Figure record extracts:
======
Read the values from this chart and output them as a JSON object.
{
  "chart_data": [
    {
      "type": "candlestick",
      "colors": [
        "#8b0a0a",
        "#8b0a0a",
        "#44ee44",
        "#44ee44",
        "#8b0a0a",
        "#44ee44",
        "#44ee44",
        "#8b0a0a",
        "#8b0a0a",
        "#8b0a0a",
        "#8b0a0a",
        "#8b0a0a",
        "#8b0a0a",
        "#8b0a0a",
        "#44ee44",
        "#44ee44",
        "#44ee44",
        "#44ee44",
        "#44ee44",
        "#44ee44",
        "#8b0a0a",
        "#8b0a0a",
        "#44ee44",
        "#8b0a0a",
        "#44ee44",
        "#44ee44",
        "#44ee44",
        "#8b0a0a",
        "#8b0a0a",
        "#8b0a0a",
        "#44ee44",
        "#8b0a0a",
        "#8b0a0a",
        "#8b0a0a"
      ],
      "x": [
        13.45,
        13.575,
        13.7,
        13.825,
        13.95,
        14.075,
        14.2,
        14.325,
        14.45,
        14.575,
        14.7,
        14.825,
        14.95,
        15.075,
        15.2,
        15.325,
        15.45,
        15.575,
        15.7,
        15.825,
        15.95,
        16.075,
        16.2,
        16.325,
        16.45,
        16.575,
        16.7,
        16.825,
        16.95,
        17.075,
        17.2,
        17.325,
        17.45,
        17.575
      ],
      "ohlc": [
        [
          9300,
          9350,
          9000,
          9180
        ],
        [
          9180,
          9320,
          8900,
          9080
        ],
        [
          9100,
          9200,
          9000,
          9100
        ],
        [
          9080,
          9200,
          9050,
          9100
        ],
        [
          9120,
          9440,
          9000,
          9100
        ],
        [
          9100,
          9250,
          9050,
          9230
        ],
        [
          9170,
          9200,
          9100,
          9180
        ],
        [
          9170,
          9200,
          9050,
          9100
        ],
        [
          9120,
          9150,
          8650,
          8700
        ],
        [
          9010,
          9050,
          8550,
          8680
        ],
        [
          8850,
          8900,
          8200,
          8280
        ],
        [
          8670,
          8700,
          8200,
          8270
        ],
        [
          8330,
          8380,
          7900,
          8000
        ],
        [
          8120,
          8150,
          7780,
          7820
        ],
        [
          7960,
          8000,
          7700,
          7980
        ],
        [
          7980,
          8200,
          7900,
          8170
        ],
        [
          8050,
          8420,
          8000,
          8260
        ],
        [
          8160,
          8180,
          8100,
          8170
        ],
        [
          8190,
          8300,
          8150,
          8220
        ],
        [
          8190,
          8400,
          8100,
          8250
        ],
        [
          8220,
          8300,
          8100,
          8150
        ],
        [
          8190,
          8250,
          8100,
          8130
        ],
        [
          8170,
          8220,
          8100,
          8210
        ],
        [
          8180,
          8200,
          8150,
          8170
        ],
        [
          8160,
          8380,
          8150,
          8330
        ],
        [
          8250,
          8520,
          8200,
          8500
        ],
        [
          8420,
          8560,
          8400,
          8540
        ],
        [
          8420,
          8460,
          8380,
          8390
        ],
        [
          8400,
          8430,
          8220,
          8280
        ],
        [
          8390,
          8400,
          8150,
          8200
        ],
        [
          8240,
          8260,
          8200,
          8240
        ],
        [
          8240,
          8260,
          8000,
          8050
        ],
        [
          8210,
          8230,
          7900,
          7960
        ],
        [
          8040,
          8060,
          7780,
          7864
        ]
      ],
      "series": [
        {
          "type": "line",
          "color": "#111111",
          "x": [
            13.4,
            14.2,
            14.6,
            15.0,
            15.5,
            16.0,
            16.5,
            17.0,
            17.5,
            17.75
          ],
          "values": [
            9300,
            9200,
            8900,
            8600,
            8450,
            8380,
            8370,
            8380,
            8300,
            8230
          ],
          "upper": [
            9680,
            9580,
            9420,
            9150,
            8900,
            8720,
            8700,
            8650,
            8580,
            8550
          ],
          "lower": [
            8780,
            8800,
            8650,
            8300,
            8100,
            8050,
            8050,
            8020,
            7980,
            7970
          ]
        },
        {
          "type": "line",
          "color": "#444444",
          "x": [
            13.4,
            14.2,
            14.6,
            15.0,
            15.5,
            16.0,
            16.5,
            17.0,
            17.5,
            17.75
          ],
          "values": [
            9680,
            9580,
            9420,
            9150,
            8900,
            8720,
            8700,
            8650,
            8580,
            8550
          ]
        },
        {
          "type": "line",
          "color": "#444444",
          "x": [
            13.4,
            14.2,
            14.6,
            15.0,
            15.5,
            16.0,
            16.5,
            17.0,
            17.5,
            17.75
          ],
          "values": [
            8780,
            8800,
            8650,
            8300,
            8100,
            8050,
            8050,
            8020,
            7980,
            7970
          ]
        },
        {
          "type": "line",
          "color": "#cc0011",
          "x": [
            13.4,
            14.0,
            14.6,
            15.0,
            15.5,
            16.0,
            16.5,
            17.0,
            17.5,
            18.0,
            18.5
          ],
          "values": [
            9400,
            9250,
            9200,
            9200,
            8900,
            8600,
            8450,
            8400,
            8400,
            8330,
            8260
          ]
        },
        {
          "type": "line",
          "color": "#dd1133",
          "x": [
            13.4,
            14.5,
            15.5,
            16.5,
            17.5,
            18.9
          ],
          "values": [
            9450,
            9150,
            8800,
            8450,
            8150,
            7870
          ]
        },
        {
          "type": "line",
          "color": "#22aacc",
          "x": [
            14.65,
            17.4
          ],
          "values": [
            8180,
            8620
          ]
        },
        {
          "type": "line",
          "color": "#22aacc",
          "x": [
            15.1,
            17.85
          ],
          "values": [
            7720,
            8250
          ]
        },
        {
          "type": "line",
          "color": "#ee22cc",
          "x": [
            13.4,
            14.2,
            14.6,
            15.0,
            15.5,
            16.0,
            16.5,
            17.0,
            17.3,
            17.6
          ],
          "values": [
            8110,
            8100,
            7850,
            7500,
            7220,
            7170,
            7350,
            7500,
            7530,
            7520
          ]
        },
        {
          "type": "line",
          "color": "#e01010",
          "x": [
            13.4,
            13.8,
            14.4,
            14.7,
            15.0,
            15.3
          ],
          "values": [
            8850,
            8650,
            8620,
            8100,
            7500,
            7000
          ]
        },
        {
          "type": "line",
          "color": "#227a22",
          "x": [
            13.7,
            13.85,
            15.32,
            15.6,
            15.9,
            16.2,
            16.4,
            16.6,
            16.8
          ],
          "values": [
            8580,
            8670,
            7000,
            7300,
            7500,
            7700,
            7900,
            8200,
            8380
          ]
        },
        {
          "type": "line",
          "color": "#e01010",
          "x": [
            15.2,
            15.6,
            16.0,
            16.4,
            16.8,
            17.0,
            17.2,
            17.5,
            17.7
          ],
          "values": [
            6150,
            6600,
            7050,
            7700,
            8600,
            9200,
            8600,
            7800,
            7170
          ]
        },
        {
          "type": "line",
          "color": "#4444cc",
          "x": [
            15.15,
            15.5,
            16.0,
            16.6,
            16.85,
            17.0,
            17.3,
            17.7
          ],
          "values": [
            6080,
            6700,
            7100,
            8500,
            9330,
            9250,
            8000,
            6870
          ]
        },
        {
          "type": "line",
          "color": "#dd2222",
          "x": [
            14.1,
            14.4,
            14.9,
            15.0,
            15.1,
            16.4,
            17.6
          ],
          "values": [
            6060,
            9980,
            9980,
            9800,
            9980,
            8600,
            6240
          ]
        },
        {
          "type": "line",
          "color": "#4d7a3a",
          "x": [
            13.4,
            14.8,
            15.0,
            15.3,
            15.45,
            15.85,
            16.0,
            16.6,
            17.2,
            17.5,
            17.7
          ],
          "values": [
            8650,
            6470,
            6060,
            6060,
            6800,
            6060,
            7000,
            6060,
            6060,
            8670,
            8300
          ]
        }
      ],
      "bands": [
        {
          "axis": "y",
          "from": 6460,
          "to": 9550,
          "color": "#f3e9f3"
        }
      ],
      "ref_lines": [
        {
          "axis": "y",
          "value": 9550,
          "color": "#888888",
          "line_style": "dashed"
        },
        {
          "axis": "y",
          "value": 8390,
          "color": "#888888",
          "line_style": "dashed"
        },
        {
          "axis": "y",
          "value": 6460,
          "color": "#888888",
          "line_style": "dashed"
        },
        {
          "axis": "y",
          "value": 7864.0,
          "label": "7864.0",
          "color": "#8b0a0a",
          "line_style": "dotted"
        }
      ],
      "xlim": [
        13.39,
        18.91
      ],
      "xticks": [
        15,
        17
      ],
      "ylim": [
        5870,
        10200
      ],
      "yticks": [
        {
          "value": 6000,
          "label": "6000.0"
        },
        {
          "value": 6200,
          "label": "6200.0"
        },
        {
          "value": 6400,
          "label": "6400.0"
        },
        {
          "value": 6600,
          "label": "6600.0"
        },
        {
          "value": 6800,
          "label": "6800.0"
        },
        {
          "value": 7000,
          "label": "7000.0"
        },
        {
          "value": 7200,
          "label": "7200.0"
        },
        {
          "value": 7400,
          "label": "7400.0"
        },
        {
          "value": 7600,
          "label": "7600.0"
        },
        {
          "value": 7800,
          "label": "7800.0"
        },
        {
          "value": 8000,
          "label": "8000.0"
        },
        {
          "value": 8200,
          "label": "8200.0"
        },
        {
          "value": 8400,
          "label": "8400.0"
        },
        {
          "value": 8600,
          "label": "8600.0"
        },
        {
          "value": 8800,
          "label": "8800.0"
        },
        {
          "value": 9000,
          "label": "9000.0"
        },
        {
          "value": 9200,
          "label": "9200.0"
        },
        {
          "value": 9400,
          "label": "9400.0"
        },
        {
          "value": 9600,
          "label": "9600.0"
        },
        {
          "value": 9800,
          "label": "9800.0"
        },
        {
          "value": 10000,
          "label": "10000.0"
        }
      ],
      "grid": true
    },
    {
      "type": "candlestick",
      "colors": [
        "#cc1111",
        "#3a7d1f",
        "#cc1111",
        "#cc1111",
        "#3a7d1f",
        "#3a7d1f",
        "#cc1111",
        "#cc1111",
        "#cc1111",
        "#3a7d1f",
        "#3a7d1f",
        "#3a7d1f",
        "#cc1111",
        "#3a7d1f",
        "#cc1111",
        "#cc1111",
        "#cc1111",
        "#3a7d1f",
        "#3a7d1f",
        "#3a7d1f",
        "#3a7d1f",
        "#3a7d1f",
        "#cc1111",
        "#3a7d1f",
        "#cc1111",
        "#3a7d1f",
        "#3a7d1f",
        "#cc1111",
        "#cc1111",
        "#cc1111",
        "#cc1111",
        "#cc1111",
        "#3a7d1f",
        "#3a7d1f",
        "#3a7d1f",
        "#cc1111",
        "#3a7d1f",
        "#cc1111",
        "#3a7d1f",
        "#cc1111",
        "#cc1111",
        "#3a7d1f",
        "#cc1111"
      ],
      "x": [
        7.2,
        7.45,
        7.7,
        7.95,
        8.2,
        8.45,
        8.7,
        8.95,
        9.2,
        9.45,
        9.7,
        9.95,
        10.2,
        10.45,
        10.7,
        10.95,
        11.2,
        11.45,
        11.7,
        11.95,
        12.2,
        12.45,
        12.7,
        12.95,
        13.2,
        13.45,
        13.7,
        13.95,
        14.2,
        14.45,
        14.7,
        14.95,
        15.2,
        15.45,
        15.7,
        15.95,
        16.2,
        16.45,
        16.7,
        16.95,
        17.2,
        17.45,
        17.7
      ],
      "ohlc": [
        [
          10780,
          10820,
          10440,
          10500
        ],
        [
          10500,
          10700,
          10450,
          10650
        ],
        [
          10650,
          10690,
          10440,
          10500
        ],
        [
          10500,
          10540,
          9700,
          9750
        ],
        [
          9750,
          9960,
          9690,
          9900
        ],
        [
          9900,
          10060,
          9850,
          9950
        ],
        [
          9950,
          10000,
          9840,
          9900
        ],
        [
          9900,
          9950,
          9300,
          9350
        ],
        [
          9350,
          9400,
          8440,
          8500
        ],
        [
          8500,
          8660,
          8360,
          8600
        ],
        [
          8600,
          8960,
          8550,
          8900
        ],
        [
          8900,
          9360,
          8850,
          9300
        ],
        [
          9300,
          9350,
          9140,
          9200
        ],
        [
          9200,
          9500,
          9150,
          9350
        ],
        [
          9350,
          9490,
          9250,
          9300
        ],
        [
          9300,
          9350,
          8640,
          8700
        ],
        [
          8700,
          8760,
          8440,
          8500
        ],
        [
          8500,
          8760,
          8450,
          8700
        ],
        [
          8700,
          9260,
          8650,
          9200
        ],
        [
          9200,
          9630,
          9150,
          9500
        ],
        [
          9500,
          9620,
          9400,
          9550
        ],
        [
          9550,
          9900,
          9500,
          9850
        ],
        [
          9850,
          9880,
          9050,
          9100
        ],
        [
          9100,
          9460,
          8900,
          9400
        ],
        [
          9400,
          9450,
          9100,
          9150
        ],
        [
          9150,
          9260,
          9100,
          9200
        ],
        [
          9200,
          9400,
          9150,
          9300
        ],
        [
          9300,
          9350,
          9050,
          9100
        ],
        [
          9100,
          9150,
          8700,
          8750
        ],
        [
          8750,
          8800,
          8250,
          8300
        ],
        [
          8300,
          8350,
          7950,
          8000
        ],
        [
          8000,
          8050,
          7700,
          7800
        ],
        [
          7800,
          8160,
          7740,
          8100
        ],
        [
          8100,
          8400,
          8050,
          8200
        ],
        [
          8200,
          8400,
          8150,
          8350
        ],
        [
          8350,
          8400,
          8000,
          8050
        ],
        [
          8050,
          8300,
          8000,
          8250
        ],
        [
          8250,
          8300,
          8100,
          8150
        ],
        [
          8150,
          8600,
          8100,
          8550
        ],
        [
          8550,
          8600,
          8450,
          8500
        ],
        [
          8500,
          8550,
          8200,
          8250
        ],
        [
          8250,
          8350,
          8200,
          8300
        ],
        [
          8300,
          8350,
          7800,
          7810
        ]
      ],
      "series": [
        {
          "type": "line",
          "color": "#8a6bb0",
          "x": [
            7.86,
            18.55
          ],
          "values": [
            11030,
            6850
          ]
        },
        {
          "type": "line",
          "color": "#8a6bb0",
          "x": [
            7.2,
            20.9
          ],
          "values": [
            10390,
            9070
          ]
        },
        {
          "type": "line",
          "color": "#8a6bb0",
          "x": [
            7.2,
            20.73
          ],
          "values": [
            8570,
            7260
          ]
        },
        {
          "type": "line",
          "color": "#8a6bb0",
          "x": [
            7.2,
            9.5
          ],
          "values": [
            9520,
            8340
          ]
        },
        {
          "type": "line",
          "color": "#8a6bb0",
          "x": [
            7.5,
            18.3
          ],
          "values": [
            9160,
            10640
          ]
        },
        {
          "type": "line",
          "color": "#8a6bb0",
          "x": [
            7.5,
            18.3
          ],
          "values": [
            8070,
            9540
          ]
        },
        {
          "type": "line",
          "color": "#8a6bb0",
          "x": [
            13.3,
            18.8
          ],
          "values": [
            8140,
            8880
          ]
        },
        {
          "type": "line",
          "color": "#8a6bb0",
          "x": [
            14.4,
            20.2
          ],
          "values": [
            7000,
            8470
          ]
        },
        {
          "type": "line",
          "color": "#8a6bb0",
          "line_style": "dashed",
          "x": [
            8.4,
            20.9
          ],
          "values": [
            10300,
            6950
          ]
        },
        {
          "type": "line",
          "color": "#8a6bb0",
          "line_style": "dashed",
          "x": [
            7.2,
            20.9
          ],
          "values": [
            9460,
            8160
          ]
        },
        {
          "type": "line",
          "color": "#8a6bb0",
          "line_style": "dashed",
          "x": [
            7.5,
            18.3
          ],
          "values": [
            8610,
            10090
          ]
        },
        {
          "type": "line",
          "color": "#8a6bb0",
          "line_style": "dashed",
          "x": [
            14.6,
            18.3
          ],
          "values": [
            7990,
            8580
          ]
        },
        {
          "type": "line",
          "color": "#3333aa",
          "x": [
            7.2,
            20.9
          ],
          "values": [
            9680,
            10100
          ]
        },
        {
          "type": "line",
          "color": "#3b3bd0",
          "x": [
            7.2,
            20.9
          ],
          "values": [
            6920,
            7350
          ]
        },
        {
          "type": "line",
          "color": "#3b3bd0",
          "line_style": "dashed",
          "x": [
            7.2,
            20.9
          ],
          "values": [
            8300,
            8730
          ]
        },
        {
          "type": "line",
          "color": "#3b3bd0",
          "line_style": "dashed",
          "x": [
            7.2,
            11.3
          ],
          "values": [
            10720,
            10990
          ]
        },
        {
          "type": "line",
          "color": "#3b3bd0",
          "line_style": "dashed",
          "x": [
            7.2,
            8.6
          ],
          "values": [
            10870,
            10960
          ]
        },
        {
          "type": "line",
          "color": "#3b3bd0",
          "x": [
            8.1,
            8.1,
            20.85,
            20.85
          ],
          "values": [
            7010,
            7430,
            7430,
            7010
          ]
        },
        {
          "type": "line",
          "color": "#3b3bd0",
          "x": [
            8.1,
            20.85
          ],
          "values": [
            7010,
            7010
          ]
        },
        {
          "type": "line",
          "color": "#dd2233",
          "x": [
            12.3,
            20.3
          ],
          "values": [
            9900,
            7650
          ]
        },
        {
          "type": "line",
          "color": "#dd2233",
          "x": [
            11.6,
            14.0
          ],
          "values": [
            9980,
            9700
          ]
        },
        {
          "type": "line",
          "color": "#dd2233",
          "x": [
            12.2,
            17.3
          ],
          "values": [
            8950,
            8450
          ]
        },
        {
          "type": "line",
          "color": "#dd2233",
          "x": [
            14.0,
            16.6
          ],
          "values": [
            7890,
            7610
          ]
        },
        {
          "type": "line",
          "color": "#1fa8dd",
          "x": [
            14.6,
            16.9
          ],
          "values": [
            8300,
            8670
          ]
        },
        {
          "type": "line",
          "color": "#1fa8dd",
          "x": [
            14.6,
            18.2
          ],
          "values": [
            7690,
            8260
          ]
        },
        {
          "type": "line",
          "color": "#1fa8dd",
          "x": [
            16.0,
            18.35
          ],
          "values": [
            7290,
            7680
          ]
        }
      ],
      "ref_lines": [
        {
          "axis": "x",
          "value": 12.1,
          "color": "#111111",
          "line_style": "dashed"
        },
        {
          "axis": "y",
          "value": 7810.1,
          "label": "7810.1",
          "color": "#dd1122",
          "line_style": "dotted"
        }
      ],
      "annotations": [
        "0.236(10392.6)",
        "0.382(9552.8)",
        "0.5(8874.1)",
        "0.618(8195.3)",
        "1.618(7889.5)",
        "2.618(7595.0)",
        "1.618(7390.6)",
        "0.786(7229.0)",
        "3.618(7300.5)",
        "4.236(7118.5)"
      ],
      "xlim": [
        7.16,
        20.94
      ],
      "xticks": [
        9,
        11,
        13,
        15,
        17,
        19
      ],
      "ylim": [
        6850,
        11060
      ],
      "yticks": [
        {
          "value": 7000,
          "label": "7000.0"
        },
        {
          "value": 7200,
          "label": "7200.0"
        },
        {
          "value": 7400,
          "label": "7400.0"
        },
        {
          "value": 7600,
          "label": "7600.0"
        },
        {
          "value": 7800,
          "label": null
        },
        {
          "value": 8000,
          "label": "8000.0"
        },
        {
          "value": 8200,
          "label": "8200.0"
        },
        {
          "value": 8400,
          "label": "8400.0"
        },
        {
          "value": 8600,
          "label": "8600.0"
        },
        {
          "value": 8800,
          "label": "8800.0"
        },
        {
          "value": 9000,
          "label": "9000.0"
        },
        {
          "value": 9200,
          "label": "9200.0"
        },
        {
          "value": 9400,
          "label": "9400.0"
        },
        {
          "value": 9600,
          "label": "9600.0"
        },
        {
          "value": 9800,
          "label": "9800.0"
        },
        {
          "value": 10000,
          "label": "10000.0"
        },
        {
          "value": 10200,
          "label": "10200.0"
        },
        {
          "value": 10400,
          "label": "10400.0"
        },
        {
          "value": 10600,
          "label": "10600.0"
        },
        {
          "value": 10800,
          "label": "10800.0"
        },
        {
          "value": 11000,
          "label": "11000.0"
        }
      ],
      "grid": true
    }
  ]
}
======
▶ _Written instruction_
Filter out all lines lacking the word "from" and copy the rest.

▶ _Response to this exercise_
Read the values from this chart and output them as a JSON object.
          "from": 6460,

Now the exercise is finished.